▸ **YOUR OBJECTIVE**
Only the pictures are left out: repeat the rest of the entries exactly.

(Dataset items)
● ● ● ● ●

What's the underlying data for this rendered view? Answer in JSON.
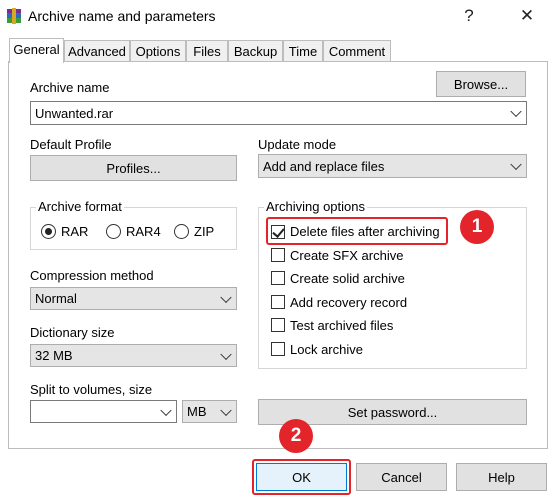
{
  "window": {
    "title": "Archive name and parameters",
    "help_glyph": "?",
    "close_glyph": "✕"
  },
  "tabs": [
    "General",
    "Advanced",
    "Options",
    "Files",
    "Backup",
    "Time",
    "Comment"
  ],
  "general": {
    "archive_name_label": "Archive name",
    "archive_name_value": "Unwanted.rar",
    "browse_label": "Browse...",
    "default_profile_label": "Default Profile",
    "profiles_label": "Profiles...",
    "update_mode_label": "Update mode",
    "update_mode_value": "Add and replace files",
    "archive_format_label": "Archive format",
    "formats": [
      "RAR",
      "RAR4",
      "ZIP"
    ],
    "selected_format": "RAR",
    "compression_method_label": "Compression method",
    "compression_method_value": "Normal",
    "dictionary_size_label": "Dictionary size",
    "dictionary_size_value": "32 MB",
    "split_label": "Split to volumes, size",
    "split_value": "",
    "split_unit": "MB",
    "archiving_options_label": "Archiving options",
    "options": [
      {
        "label": "Delete files after archiving",
        "checked": true
      },
      {
        "label": "Create SFX archive",
        "checked": false
      },
      {
        "label": "Create solid archive",
        "checked": false
      },
      {
        "label": "Add recovery record",
        "checked": false
      },
      {
        "label": "Test archived files",
        "checked": false
      },
      {
        "label": "Lock archive",
        "checked": false
      }
    ],
    "set_password_label": "Set password..."
  },
  "footer": {
    "ok_label": "OK",
    "cancel_label": "Cancel",
    "help_label": "Help"
  },
  "annotations": {
    "callout_1": "1",
    "callout_2": "2",
    "color": "#e3242b"
  }
}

● ● ● ● ●

▸ **FINAL RESULT**
What's the underlying data for this rendered view? Answer in JSON.
{
  "window": {
    "title": "Archive name and parameters",
    "help_glyph": "?",
    "close_glyph": "✕"
  },
  "tabs": [
    "General",
    "Advanced",
    "Options",
    "Files",
    "Backup",
    "Time",
    "Comment"
  ],
  "general": {
    "archive_name_label": "Archive name",
    "archive_name_value": "Unwanted.rar",
    "browse_label": "Browse...",
    "default_profile_label": "Default Profile",
    "profiles_label": "Profiles...",
    "update_mode_label": "Update mode",
    "update_mode_value": "Add and replace files",
    "archive_format_label": "Archive format",
    "formats": [
      "RAR",
      "RAR4",
      "ZIP"
    ],
    "selected_format": "RAR",
    "compression_method_label": "Compression method",
    "compression_method_value": "Normal",
    "dictionary_size_label": "Dictionary size",
    "dictionary_size_value": "32 MB",
    "split_label": "Split to volumes, size",
    "split_value": "",
    "split_unit": "MB",
    "archiving_options_label": "Archiving options",
    "options": [
      {
        "label": "Delete files after archiving",
        "checked": true
      },
      {
        "label": "Create SFX archive",
        "checked": false
      },
      {
        "label": "Create solid archive",
        "checked": false
      },
      {
        "label": "Add recovery record",
        "checked": false
      },
      {
        "label": "Test archived files",
        "checked": false
      },
      {
        "label": "Lock archive",
        "checked": false
      }
    ],
    "set_password_label": "Set password..."
  },
  "footer": {
    "ok_label": "OK",
    "cancel_label": "Cancel",
    "help_label": "Help"
  },
  "annotations": {
    "callout_1": "1",
    "callout_2": "2",
    "color": "#e3242b"
  }
}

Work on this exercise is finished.